### What the exercise asks
Restate word for word the lines from the one containing "Convert this document image to plain text." through the end of the listing below, with both ends included.

╭─ Raw records

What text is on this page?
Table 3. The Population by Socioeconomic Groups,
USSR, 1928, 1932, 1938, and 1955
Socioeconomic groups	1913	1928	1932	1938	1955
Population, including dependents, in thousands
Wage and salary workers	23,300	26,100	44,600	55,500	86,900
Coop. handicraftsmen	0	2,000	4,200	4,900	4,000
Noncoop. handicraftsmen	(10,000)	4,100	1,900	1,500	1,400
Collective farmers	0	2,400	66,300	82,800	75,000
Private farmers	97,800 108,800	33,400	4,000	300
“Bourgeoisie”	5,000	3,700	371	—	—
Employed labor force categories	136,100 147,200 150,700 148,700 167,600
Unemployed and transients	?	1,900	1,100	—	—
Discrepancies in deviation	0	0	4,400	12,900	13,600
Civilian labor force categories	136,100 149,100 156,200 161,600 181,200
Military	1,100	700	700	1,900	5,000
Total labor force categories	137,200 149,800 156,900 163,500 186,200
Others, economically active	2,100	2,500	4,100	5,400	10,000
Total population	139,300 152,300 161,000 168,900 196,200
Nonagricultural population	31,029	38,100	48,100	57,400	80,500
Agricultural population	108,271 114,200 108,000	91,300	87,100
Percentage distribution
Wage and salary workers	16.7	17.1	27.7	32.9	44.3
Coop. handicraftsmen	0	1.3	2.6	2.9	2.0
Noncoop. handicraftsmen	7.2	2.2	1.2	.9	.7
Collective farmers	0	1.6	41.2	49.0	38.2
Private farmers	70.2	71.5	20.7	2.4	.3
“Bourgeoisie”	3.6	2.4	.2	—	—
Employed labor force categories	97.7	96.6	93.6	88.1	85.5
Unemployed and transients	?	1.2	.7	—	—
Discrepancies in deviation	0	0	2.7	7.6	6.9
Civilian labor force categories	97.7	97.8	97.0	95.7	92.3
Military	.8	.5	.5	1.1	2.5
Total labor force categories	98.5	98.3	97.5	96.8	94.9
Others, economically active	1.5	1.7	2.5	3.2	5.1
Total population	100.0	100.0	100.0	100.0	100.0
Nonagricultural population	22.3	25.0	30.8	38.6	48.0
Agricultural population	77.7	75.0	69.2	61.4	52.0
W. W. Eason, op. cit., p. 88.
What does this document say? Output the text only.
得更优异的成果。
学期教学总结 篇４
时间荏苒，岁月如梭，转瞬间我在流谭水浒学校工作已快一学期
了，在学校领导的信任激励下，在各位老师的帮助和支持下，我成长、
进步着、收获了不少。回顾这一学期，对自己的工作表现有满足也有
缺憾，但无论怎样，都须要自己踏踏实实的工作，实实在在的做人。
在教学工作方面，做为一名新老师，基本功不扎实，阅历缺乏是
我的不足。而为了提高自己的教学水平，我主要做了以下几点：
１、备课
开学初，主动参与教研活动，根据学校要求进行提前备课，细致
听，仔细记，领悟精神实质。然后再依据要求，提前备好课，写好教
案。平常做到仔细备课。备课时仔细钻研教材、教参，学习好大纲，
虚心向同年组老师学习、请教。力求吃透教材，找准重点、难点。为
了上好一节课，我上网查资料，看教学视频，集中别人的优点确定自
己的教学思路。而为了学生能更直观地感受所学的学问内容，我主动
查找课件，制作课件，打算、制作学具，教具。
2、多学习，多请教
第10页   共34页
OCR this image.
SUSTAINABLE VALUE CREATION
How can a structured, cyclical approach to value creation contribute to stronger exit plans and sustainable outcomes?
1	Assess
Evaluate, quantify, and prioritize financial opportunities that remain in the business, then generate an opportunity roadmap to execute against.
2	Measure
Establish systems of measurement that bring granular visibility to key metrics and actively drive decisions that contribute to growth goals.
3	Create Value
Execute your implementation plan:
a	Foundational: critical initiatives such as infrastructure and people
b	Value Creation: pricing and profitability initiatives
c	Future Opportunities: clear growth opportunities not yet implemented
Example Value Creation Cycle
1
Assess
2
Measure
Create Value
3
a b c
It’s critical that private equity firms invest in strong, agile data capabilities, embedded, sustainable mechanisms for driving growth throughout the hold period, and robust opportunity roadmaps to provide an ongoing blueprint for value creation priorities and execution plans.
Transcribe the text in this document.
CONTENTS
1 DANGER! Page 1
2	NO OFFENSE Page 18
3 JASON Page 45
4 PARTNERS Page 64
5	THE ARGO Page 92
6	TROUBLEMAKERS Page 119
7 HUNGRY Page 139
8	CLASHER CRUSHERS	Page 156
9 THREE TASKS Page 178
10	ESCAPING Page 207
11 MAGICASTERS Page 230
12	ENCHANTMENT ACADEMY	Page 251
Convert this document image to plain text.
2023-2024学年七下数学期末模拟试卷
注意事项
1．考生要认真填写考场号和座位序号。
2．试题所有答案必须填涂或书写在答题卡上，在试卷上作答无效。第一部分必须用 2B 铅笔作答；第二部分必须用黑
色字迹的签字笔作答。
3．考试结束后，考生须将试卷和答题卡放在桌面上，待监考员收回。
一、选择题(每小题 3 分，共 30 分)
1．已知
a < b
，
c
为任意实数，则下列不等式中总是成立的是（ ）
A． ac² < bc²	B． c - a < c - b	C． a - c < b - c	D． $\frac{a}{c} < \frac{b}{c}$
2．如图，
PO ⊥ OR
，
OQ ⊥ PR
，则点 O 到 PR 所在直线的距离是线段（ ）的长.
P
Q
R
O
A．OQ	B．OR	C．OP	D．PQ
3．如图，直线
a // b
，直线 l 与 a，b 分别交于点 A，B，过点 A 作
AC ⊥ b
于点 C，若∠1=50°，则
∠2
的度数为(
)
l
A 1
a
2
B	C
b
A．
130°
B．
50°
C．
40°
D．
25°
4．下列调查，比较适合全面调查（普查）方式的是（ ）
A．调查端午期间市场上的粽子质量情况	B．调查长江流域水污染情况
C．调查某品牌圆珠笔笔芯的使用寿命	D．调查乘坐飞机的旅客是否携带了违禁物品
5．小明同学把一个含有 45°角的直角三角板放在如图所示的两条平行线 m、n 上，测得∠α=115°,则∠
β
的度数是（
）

╰─

### Solution to the exercise
Convert this document image to plain text.
2023-2024学年七下数学期末模拟试卷
注意事项
1．考生要认真填写考场号和座位序号。
2．试题所有答案必须填涂或书写在答题卡上，在试卷上作答无效。第一部分必须用 2B 铅笔作答；第二部分必须用黑
色字迹的签字笔作答。
3．考试结束后，考生须将试卷和答题卡放在桌面上，待监考员收回。
一、选择题(每小题 3 分，共 30 分)
1．已知
a < b
，
c
为任意实数，则下列不等式中总是成立的是（ ）
A． ac² < bc²	B． c - a < c - b	C． a - c < b - c	D． $\frac{a}{c} < \frac{b}{c}$
2．如图，
PO ⊥ OR
，
OQ ⊥ PR
，则点 O 到 PR 所在直线的距离是线段（ ）的长.
P
Q
R
O
A．OQ	B．OR	C．OP	D．PQ
3．如图，直线
a // b
，直线 l 与 a，b 分别交于点 A，B，过点 A 作
AC ⊥ b
于点 C，若∠1=50°，则
∠2
的度数为(
)
l
A 1
a
2
B	C
b
A．
130°
B．
50°
C．
40°
D．
25°
4．下列调查，比较适合全面调查（普查）方式的是（ ）
A．调查端午期间市场上的粽子质量情况	B．调查长江流域水污染情况
C．调查某品牌圆珠笔笔芯的使用寿命	D．调查乘坐飞机的旅客是否携带了违禁物品
5．小明同学把一个含有 45°角的直角三角板放在如图所示的两条平行线 m、n 上，测得∠α=115°,则∠
β
的度数是（
）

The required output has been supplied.